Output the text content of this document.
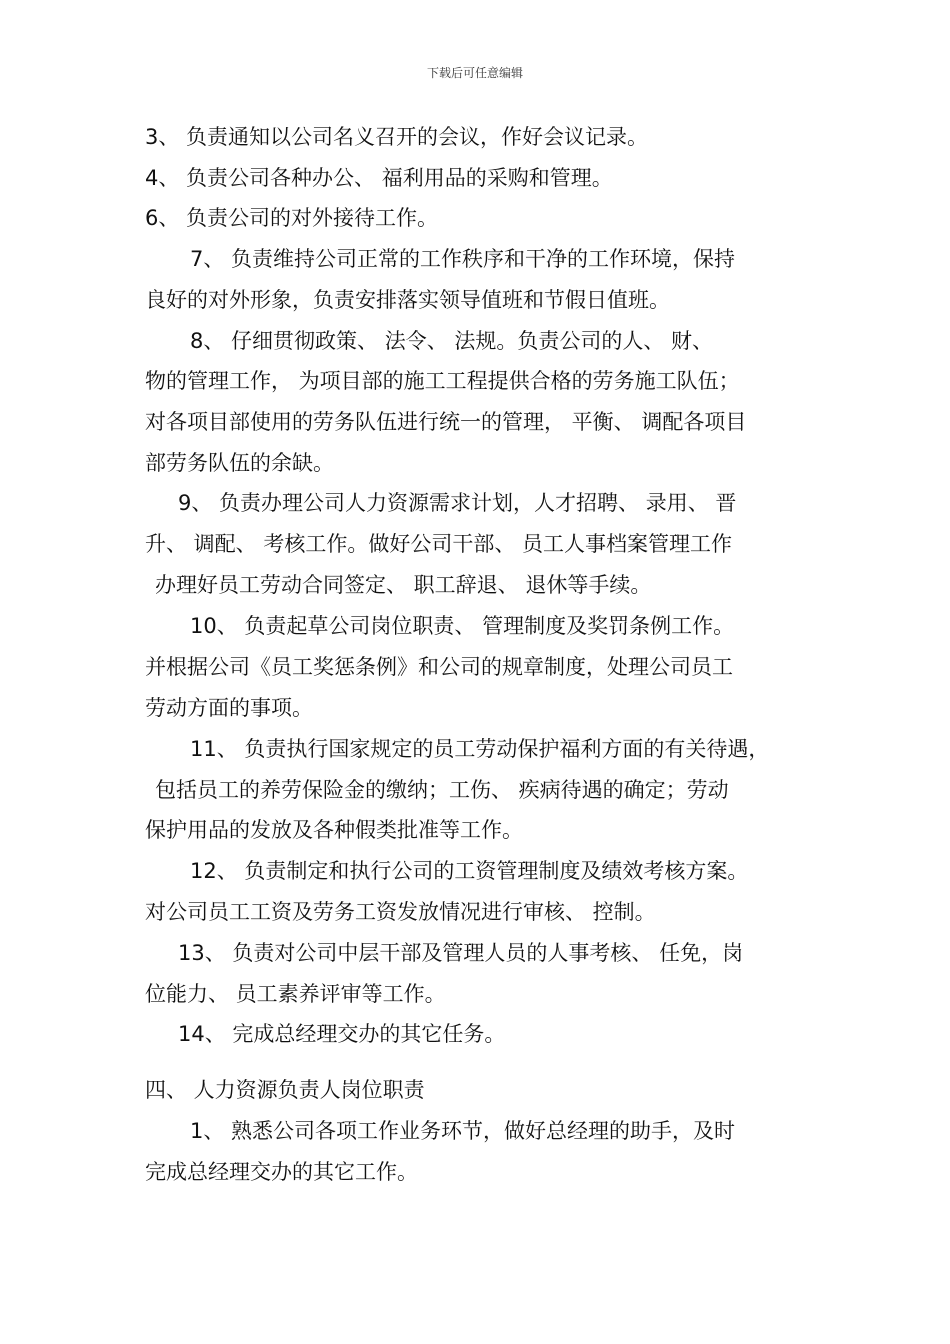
下载后可任意编辑
3、 负责通知以公司名义召开的会议，作好会议记录。
4、 负责公司各种办公、 福利用品的采购和管理。
6、 负责公司的对外接待工作。
7、 负责维持公司正常的工作秩序和干净的工作环境，保持
良好的对外形象，负责安排落实领导值班和节假日值班。
8、 仔细贯彻政策、 法令、 法规。负责公司的人、 财、
物的管理工作， 为项目部的施工工程提供合格的劳务施工队伍；
对各项目部使用的劳务队伍进行统一的管理， 平衡、 调配各项目
部劳务队伍的余缺。
9、 负责办理公司人力资源需求计划，人才招聘、 录用、 晋
升、 调配、 考核工作。做好公司干部、 员工人事档案管理工作
办理好员工劳动合同签定、 职工辞退、 退休等手续。
10、 负责起草公司岗位职责、 管理制度及奖罚条例工作。
并根据公司《员工奖惩条例》和公司的规章制度，处理公司员工
劳动方面的事项。
11、 负责执行国家规定的员工劳动保护福利方面的有关待遇，
包括员工的养劳保险金的缴纳；工伤、 疾病待遇的确定；劳动
保护用品的发放及各种假类批准等工作。
12、 负责制定和执行公司的工资管理制度及绩效考核方案。
对公司员工工资及劳务工资发放情况进行审核、 控制。
13、 负责对公司中层干部及管理人员的人事考核、 任免，岗
位能力、 员工素养评审等工作。
14、 完成总经理交办的其它任务。
四、 人力资源负责人岗位职责
1、 熟悉公司各项工作业务环节，做好总经理的助手，及时
完成总经理交办的其它工作。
════════
OBJECTIVE: Print the full listing exactly, dropping the pictures.

WORKED ANSWER:
Output the text content of this document.
下载后可任意编辑
3、 负责通知以公司名义召开的会议，作好会议记录。
4、 负责公司各种办公、 福利用品的采购和管理。
6、 负责公司的对外接待工作。
7、 负责维持公司正常的工作秩序和干净的工作环境，保持
良好的对外形象，负责安排落实领导值班和节假日值班。
8、 仔细贯彻政策、 法令、 法规。负责公司的人、 财、
物的管理工作， 为项目部的施工工程提供合格的劳务施工队伍；
对各项目部使用的劳务队伍进行统一的管理， 平衡、 调配各项目
部劳务队伍的余缺。
9、 负责办理公司人力资源需求计划，人才招聘、 录用、 晋
升、 调配、 考核工作。做好公司干部、 员工人事档案管理工作
办理好员工劳动合同签定、 职工辞退、 退休等手续。
10、 负责起草公司岗位职责、 管理制度及奖罚条例工作。
并根据公司《员工奖惩条例》和公司的规章制度，处理公司员工
劳动方面的事项。
11、 负责执行国家规定的员工劳动保护福利方面的有关待遇，
包括员工的养劳保险金的缴纳；工伤、 疾病待遇的确定；劳动
保护用品的发放及各种假类批准等工作。
12、 负责制定和执行公司的工资管理制度及绩效考核方案。
对公司员工工资及劳务工资发放情况进行审核、 控制。
13、 负责对公司中层干部及管理人员的人事考核、 任免，岗
位能力、 员工素养评审等工作。
14、 完成总经理交办的其它任务。
四、 人力资源负责人岗位职责
1、 熟悉公司各项工作业务环节，做好总经理的助手，及时
完成总经理交办的其它工作。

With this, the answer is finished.